Entries from a dataset:

-- Begin --

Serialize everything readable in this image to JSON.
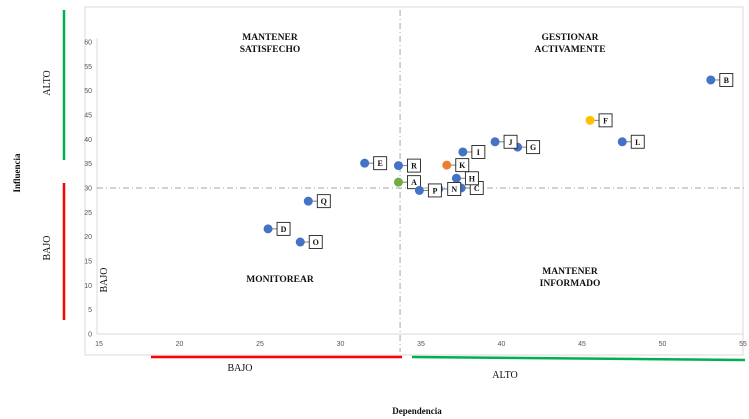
{
  "chart_data": {
    "type": "scatter",
    "title": "",
    "xlabel": "Dependencia",
    "ylabel": "Influencia",
    "xlim": [
      15,
      55
    ],
    "ylim": [
      0,
      60
    ],
    "x_ticks": [
      15,
      20,
      25,
      30,
      35,
      40,
      45,
      50,
      55
    ],
    "y_ticks": [
      0,
      5,
      10,
      15,
      20,
      25,
      30,
      35,
      40,
      45,
      50,
      55,
      60
    ],
    "grid": false,
    "threshold": {
      "x": 33.7,
      "y": 30
    },
    "quadrants": {
      "top_left": "MANTENER SATISFECHO",
      "top_right": "GESTIONAR ACTIVAMENTE",
      "bottom_left": "MONITOREAR",
      "bottom_right": "MANTENER INFORMADO"
    },
    "side_labels": {
      "y_high": "ALTO",
      "y_low": "BAJO",
      "y_low_inner": "BAJO",
      "x_low": "BAJO",
      "x_high": "ALTO"
    },
    "colors": {
      "default": "#4472C4",
      "green": "#70AD47",
      "orange": "#ED7D31",
      "yellow": "#FFC000",
      "alto_line": "#00B050",
      "bajo_line": "#FF0000",
      "divider": "#A6A6A6"
    },
    "points": [
      {
        "label": "A",
        "x": 33.6,
        "y": 31.2,
        "color": "green"
      },
      {
        "label": "B",
        "x": 53.0,
        "y": 52.2,
        "color": "default"
      },
      {
        "label": "C",
        "x": 37.5,
        "y": 30.0,
        "color": "default"
      },
      {
        "label": "D",
        "x": 25.5,
        "y": 21.6,
        "color": "default"
      },
      {
        "label": "E",
        "x": 31.5,
        "y": 35.1,
        "color": "default"
      },
      {
        "label": "F",
        "x": 45.5,
        "y": 43.9,
        "color": "yellow"
      },
      {
        "label": "G",
        "x": 41.0,
        "y": 38.4,
        "color": "default"
      },
      {
        "label": "H",
        "x": 37.2,
        "y": 32.0,
        "color": "default"
      },
      {
        "label": "I",
        "x": 37.6,
        "y": 37.4,
        "color": "default"
      },
      {
        "label": "J",
        "x": 39.6,
        "y": 39.5,
        "color": "default"
      },
      {
        "label": "K",
        "x": 36.6,
        "y": 34.7,
        "color": "orange"
      },
      {
        "label": "L",
        "x": 47.5,
        "y": 39.5,
        "color": "default"
      },
      {
        "label": "N",
        "x": 36.1,
        "y": 29.8,
        "color": "default"
      },
      {
        "label": "O",
        "x": 27.5,
        "y": 18.9,
        "color": "default"
      },
      {
        "label": "P",
        "x": 34.9,
        "y": 29.5,
        "color": "default"
      },
      {
        "label": "Q",
        "x": 28.0,
        "y": 27.3,
        "color": "default"
      },
      {
        "label": "R",
        "x": 33.6,
        "y": 34.6,
        "color": "default"
      }
    ]
  }
}
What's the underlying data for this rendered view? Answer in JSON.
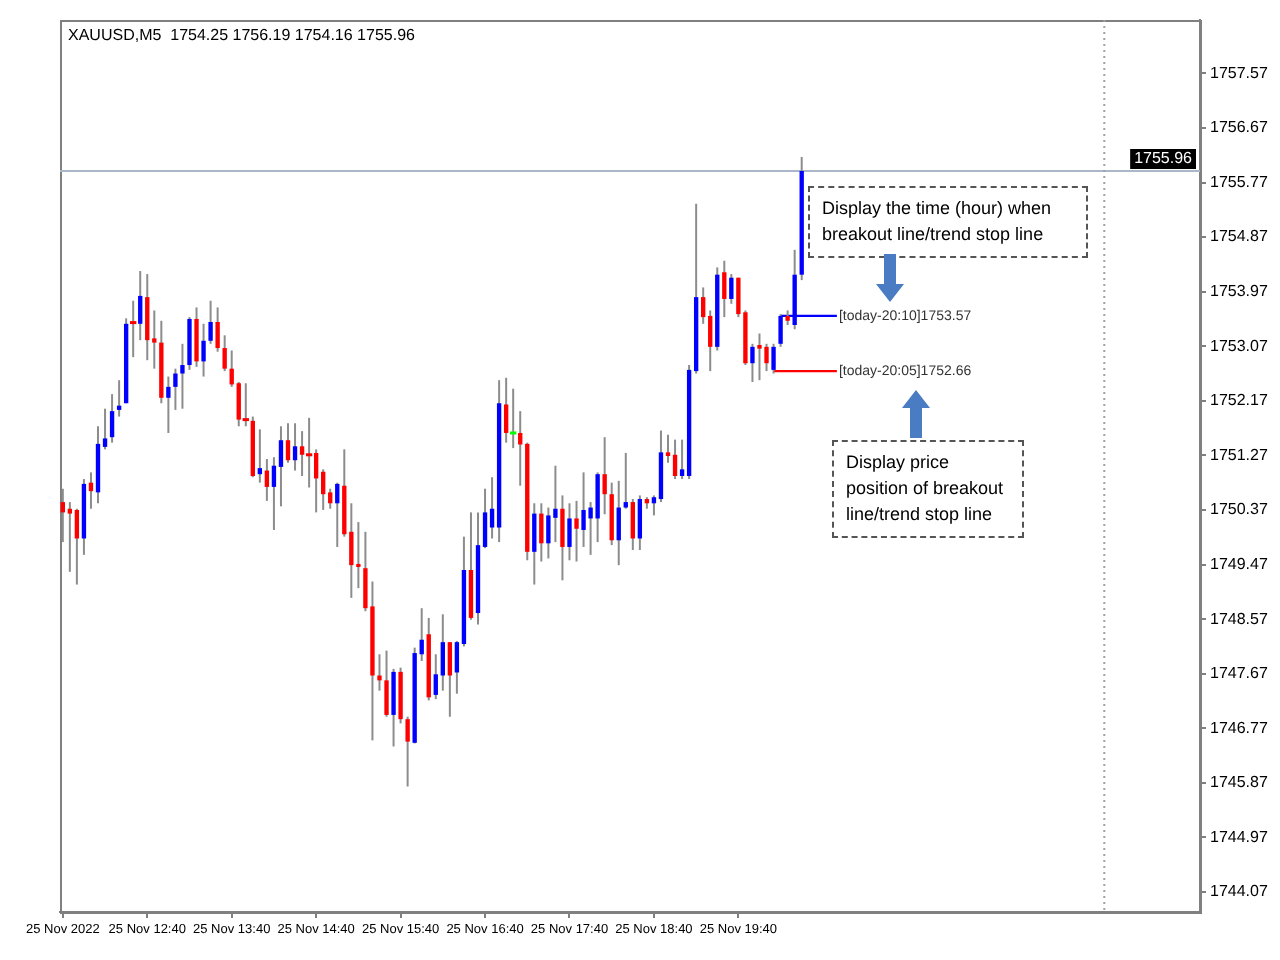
{
  "chart_data": {
    "type": "candlestick",
    "title": "XAUUSD,M5  1754.25 1756.19 1754.16 1755.96",
    "x": [
      "2022-11-25T11:40",
      "2022-11-25T11:45",
      "2022-11-25T11:50",
      "2022-11-25T11:55",
      "2022-11-25T12:00",
      "2022-11-25T12:05",
      "2022-11-25T12:10",
      "2022-11-25T12:15",
      "2022-11-25T12:20",
      "2022-11-25T12:25",
      "2022-11-25T12:30",
      "2022-11-25T12:35",
      "2022-11-25T12:40",
      "2022-11-25T12:45",
      "2022-11-25T12:50",
      "2022-11-25T12:55",
      "2022-11-25T13:00",
      "2022-11-25T13:05",
      "2022-11-25T13:10",
      "2022-11-25T13:15",
      "2022-11-25T13:20",
      "2022-11-25T13:25",
      "2022-11-25T13:30",
      "2022-11-25T13:35",
      "2022-11-25T13:40",
      "2022-11-25T13:45",
      "2022-11-25T13:50",
      "2022-11-25T13:55",
      "2022-11-25T14:00",
      "2022-11-25T14:05",
      "2022-11-25T14:10",
      "2022-11-25T14:15",
      "2022-11-25T14:20",
      "2022-11-25T14:25",
      "2022-11-25T14:30",
      "2022-11-25T14:35",
      "2022-11-25T14:40",
      "2022-11-25T14:45",
      "2022-11-25T14:50",
      "2022-11-25T14:55",
      "2022-11-25T15:00",
      "2022-11-25T15:05",
      "2022-11-25T15:10",
      "2022-11-25T15:15",
      "2022-11-25T15:20",
      "2022-11-25T15:25",
      "2022-11-25T15:30",
      "2022-11-25T15:35",
      "2022-11-25T15:40",
      "2022-11-25T15:45",
      "2022-11-25T15:50",
      "2022-11-25T15:55",
      "2022-11-25T16:00",
      "2022-11-25T16:05",
      "2022-11-25T16:10",
      "2022-11-25T16:15",
      "2022-11-25T16:20",
      "2022-11-25T16:25",
      "2022-11-25T16:30",
      "2022-11-25T16:35",
      "2022-11-25T16:40",
      "2022-11-25T16:45",
      "2022-11-25T16:50",
      "2022-11-25T16:55",
      "2022-11-25T17:00",
      "2022-11-25T17:05",
      "2022-11-25T17:10",
      "2022-11-25T17:15",
      "2022-11-25T17:20",
      "2022-11-25T17:25",
      "2022-11-25T17:30",
      "2022-11-25T17:35",
      "2022-11-25T17:40",
      "2022-11-25T17:45",
      "2022-11-25T17:50",
      "2022-11-25T17:55",
      "2022-11-25T18:00",
      "2022-11-25T18:05",
      "2022-11-25T18:10",
      "2022-11-25T18:15",
      "2022-11-25T18:20",
      "2022-11-25T18:25",
      "2022-11-25T18:30",
      "2022-11-25T18:35",
      "2022-11-25T18:40",
      "2022-11-25T18:45",
      "2022-11-25T18:50",
      "2022-11-25T18:55",
      "2022-11-25T19:00",
      "2022-11-25T19:05",
      "2022-11-25T19:10",
      "2022-11-25T19:15",
      "2022-11-25T19:20",
      "2022-11-25T19:25",
      "2022-11-25T19:30",
      "2022-11-25T19:35",
      "2022-11-25T19:40",
      "2022-11-25T19:45",
      "2022-11-25T19:50",
      "2022-11-25T19:55",
      "2022-11-25T20:00",
      "2022-11-25T20:05",
      "2022-11-25T20:10",
      "2022-11-25T20:15",
      "2022-11-25T20:20",
      "2022-11-25T20:25"
    ],
    "ohlc": [
      [
        1750.5,
        1750.72,
        1749.84,
        1750.33
      ],
      [
        1750.39,
        1750.5,
        1749.35,
        1750.31
      ],
      [
        1750.37,
        1750.39,
        1749.14,
        1749.9
      ],
      [
        1749.9,
        1750.88,
        1749.63,
        1750.8
      ],
      [
        1750.82,
        1750.99,
        1750.39,
        1750.68
      ],
      [
        1750.66,
        1751.75,
        1750.48,
        1751.46
      ],
      [
        1751.41,
        1752.04,
        1751.37,
        1751.55
      ],
      [
        1751.57,
        1752.28,
        1751.48,
        1752.0
      ],
      [
        1752.02,
        1752.51,
        1751.91,
        1752.09
      ],
      [
        1752.13,
        1753.53,
        1752.13,
        1753.44
      ],
      [
        1753.46,
        1753.82,
        1752.89,
        1753.42
      ],
      [
        1753.44,
        1754.31,
        1753.17,
        1753.9
      ],
      [
        1753.88,
        1754.26,
        1752.84,
        1753.17
      ],
      [
        1753.2,
        1753.66,
        1752.7,
        1753.13
      ],
      [
        1753.13,
        1753.49,
        1752.13,
        1752.22
      ],
      [
        1752.22,
        1752.57,
        1751.64,
        1752.4
      ],
      [
        1752.4,
        1752.7,
        1752.02,
        1752.62
      ],
      [
        1752.62,
        1753.11,
        1752.04,
        1752.76
      ],
      [
        1752.76,
        1753.55,
        1752.68,
        1753.52
      ],
      [
        1753.52,
        1753.71,
        1752.73,
        1752.82
      ],
      [
        1752.82,
        1753.44,
        1752.57,
        1753.16
      ],
      [
        1753.16,
        1753.82,
        1753.11,
        1753.47
      ],
      [
        1753.47,
        1753.71,
        1752.98,
        1753.04
      ],
      [
        1753.04,
        1753.25,
        1752.66,
        1752.7
      ],
      [
        1752.7,
        1753.0,
        1752.4,
        1752.44
      ],
      [
        1752.46,
        1752.48,
        1751.75,
        1751.86
      ],
      [
        1751.86,
        1752.46,
        1751.75,
        1751.83
      ],
      [
        1751.84,
        1751.91,
        1750.91,
        1750.93
      ],
      [
        1750.96,
        1751.7,
        1750.82,
        1751.06
      ],
      [
        1751.02,
        1751.21,
        1750.52,
        1750.75
      ],
      [
        1750.75,
        1751.24,
        1750.04,
        1751.1
      ],
      [
        1751.08,
        1751.75,
        1750.43,
        1751.52
      ],
      [
        1751.52,
        1751.8,
        1751.15,
        1751.19
      ],
      [
        1751.19,
        1751.8,
        1751.02,
        1751.42
      ],
      [
        1751.42,
        1751.67,
        1750.93,
        1751.28
      ],
      [
        1751.28,
        1751.89,
        1750.74,
        1751.24
      ],
      [
        1751.31,
        1751.37,
        1750.33,
        1750.89
      ],
      [
        1751.0,
        1751.04,
        1750.37,
        1750.63
      ],
      [
        1750.66,
        1750.72,
        1750.39,
        1750.48
      ],
      [
        1750.48,
        1750.82,
        1749.76,
        1750.8
      ],
      [
        1750.77,
        1751.37,
        1749.93,
        1749.97
      ],
      [
        1750.01,
        1750.48,
        1748.92,
        1749.46
      ],
      [
        1749.48,
        1750.17,
        1749.08,
        1749.43
      ],
      [
        1749.41,
        1750.01,
        1748.7,
        1748.75
      ],
      [
        1748.78,
        1749.19,
        1746.57,
        1747.64
      ],
      [
        1747.64,
        1747.99,
        1747.39,
        1747.56
      ],
      [
        1747.56,
        1748.05,
        1746.96,
        1746.99
      ],
      [
        1746.99,
        1747.75,
        1746.47,
        1747.7
      ],
      [
        1747.7,
        1747.77,
        1746.85,
        1746.92
      ],
      [
        1746.92,
        1746.96,
        1745.81,
        1746.55
      ],
      [
        1746.53,
        1748.1,
        1746.52,
        1748.01
      ],
      [
        1747.99,
        1748.75,
        1747.88,
        1748.23
      ],
      [
        1748.32,
        1748.59,
        1747.23,
        1747.28
      ],
      [
        1747.32,
        1747.99,
        1747.25,
        1747.66
      ],
      [
        1747.64,
        1748.65,
        1747.39,
        1748.19
      ],
      [
        1748.19,
        1748.19,
        1746.96,
        1747.64
      ],
      [
        1747.69,
        1748.21,
        1747.34,
        1748.19
      ],
      [
        1748.16,
        1749.93,
        1748.12,
        1749.38
      ],
      [
        1749.38,
        1750.33,
        1748.56,
        1748.59
      ],
      [
        1748.67,
        1750.33,
        1748.48,
        1749.79
      ],
      [
        1749.76,
        1750.72,
        1749.74,
        1750.33
      ],
      [
        1750.08,
        1750.91,
        1749.9,
        1750.39
      ],
      [
        1750.08,
        1752.51,
        1749.84,
        1752.13
      ],
      [
        1752.11,
        1752.55,
        1751.48,
        1751.64
      ],
      [
        1751.64,
        1752.37,
        1751.39,
        1751.64
      ],
      [
        1751.64,
        1752.0,
        1750.77,
        1751.45
      ],
      [
        1751.46,
        1751.48,
        1749.54,
        1749.68
      ],
      [
        1749.68,
        1750.48,
        1749.14,
        1750.31
      ],
      [
        1750.31,
        1750.48,
        1749.52,
        1749.82
      ],
      [
        1749.82,
        1750.41,
        1749.57,
        1750.28
      ],
      [
        1750.24,
        1751.1,
        1749.84,
        1750.39
      ],
      [
        1750.39,
        1750.61,
        1749.21,
        1749.76
      ],
      [
        1749.76,
        1750.48,
        1749.54,
        1750.23
      ],
      [
        1750.23,
        1750.52,
        1749.52,
        1750.06
      ],
      [
        1750.04,
        1750.99,
        1749.76,
        1750.37
      ],
      [
        1750.23,
        1750.5,
        1749.63,
        1750.41
      ],
      [
        1750.23,
        1750.99,
        1749.84,
        1750.96
      ],
      [
        1750.96,
        1751.57,
        1750.3,
        1750.63
      ],
      [
        1750.63,
        1750.82,
        1749.79,
        1749.87
      ],
      [
        1749.87,
        1750.85,
        1749.46,
        1750.41
      ],
      [
        1750.41,
        1751.31,
        1750.39,
        1750.5
      ],
      [
        1750.5,
        1750.55,
        1749.71,
        1749.9
      ],
      [
        1749.9,
        1750.61,
        1749.71,
        1750.55
      ],
      [
        1750.55,
        1750.58,
        1750.39,
        1750.48
      ],
      [
        1750.48,
        1750.61,
        1750.28,
        1750.58
      ],
      [
        1750.55,
        1751.68,
        1750.5,
        1751.32
      ],
      [
        1751.32,
        1751.61,
        1751.15,
        1751.26
      ],
      [
        1751.28,
        1751.53,
        1750.88,
        1750.93
      ],
      [
        1750.93,
        1751.53,
        1750.88,
        1751.04
      ],
      [
        1750.93,
        1752.76,
        1750.88,
        1752.68
      ],
      [
        1752.66,
        1755.42,
        1752.62,
        1753.88
      ],
      [
        1753.88,
        1754.04,
        1753.44,
        1753.55
      ],
      [
        1753.57,
        1753.66,
        1752.66,
        1753.06
      ],
      [
        1753.06,
        1754.37,
        1753.0,
        1754.25
      ],
      [
        1754.29,
        1754.48,
        1753.55,
        1753.85
      ],
      [
        1753.85,
        1754.26,
        1753.77,
        1754.2
      ],
      [
        1754.2,
        1754.2,
        1753.55,
        1753.6
      ],
      [
        1753.63,
        1753.66,
        1752.76,
        1752.79
      ],
      [
        1752.79,
        1753.11,
        1752.48,
        1753.06
      ],
      [
        1753.09,
        1753.28,
        1752.51,
        1753.03
      ],
      [
        1753.06,
        1753.11,
        1752.66,
        1752.79
      ],
      [
        1752.68,
        1753.11,
        1752.62,
        1753.06
      ],
      [
        1753.11,
        1753.6,
        1753.06,
        1753.57
      ],
      [
        1753.57,
        1753.66,
        1753.42,
        1753.49
      ],
      [
        1753.42,
        1754.66,
        1753.35,
        1754.25
      ],
      [
        1754.25,
        1756.19,
        1754.16,
        1755.96
      ]
    ],
    "colors": [
      "#ff0000",
      "#ff0000",
      "#ff0000",
      "#0000ff",
      "#ff0000",
      "#0000ff",
      "#0000ff",
      "#0000ff",
      "#0000ff",
      "#0000ff",
      "#ff0000",
      "#0000ff",
      "#ff0000",
      "#ff0000",
      "#ff0000",
      "#0000ff",
      "#0000ff",
      "#0000ff",
      "#0000ff",
      "#ff0000",
      "#0000ff",
      "#0000ff",
      "#ff0000",
      "#ff0000",
      "#ff0000",
      "#ff0000",
      "#ff0000",
      "#ff0000",
      "#0000ff",
      "#ff0000",
      "#0000ff",
      "#0000ff",
      "#ff0000",
      "#0000ff",
      "#ff0000",
      "#ff0000",
      "#ff0000",
      "#ff0000",
      "#ff0000",
      "#0000ff",
      "#ff0000",
      "#ff0000",
      "#ff0000",
      "#ff0000",
      "#ff0000",
      "#ff0000",
      "#ff0000",
      "#0000ff",
      "#ff0000",
      "#ff0000",
      "#0000ff",
      "#0000ff",
      "#ff0000",
      "#0000ff",
      "#0000ff",
      "#ff0000",
      "#0000ff",
      "#0000ff",
      "#ff0000",
      "#0000ff",
      "#0000ff",
      "#0000ff",
      "#0000ff",
      "#ff0000",
      "#00ff00",
      "#ff0000",
      "#ff0000",
      "#0000ff",
      "#ff0000",
      "#0000ff",
      "#0000ff",
      "#ff0000",
      "#0000ff",
      "#ff0000",
      "#0000ff",
      "#0000ff",
      "#0000ff",
      "#ff0000",
      "#ff0000",
      "#0000ff",
      "#0000ff",
      "#ff0000",
      "#0000ff",
      "#ff0000",
      "#0000ff",
      "#0000ff",
      "#ff0000",
      "#ff0000",
      "#0000ff",
      "#0000ff",
      "#0000ff",
      "#ff0000",
      "#ff0000",
      "#0000ff",
      "#ff0000",
      "#0000ff",
      "#ff0000",
      "#ff0000",
      "#0000ff",
      "#ff0000",
      "#ff0000",
      "#0000ff",
      "#0000ff",
      "#ff0000",
      "#0000ff",
      "#0000ff"
    ],
    "series": [
      {
        "type": "line",
        "x": [
          "2022-11-25T20:10",
          "2022-11-25T20:50"
        ],
        "values": [
          1753.57,
          1753.57
        ],
        "color": "#0000ff"
      },
      {
        "type": "line",
        "x": [
          "2022-11-25T20:05",
          "2022-11-25T20:50"
        ],
        "values": [
          1752.66,
          1752.66
        ],
        "color": "#ff0000"
      }
    ],
    "annotations": [
      {
        "text": "[today-20:10]1753.57",
        "x": "2022-11-25T20:50",
        "y": 1753.57
      },
      {
        "text": "[today-20:05]1752.66",
        "x": "2022-11-25T20:50",
        "y": 1752.66
      },
      "Display the time (hour)  when breakout line/trend stop line",
      "Display price position of breakout line/trend stop line"
    ],
    "ref_lines": [
      {
        "axis": "y",
        "value": 1755.96,
        "label": "1755.96",
        "color": "#a8b8c8",
        "line_style": "solid"
      },
      {
        "axis": "x",
        "value": "2022-11-26T00:00",
        "color": "#a0a0a0",
        "line_style": "dotted"
      }
    ],
    "xlim": [
      "2022-11-25T11:38",
      "2022-11-26T01:08"
    ],
    "xticks": [
      {
        "value": "2022-11-25T11:40",
        "label": "25 Nov 2022"
      },
      {
        "value": "2022-11-25T12:40",
        "label": "25 Nov 12:40"
      },
      {
        "value": "2022-11-25T13:40",
        "label": "25 Nov 13:40"
      },
      {
        "value": "2022-11-25T14:40",
        "label": "25 Nov 14:40"
      },
      {
        "value": "2022-11-25T15:40",
        "label": "25 Nov 15:40"
      },
      {
        "value": "2022-11-25T16:40",
        "label": "25 Nov 16:40"
      },
      {
        "value": "2022-11-25T17:40",
        "label": "25 Nov 17:40"
      },
      {
        "value": "2022-11-25T18:40",
        "label": "25 Nov 18:40"
      },
      {
        "value": "2022-11-25T19:40",
        "label": "25 Nov 19:40"
      }
    ],
    "ylim": [
      1743.74,
      1758.45
    ],
    "yticks": [
      1757.57,
      1756.67,
      1755.77,
      1754.87,
      1753.97,
      1753.07,
      1752.17,
      1751.27,
      1750.37,
      1749.47,
      1748.57,
      1747.67,
      1746.77,
      1745.87,
      1744.97,
      1744.07
    ],
    "grid": false,
    "legend": false
  }
}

-- End --

◆ **Objective**:
Please list every line of the records that contains "type".

◆ **Solution**:
    "type": "scatter",
    "type": "candlestick",
        "type": "line",
        "type": "line",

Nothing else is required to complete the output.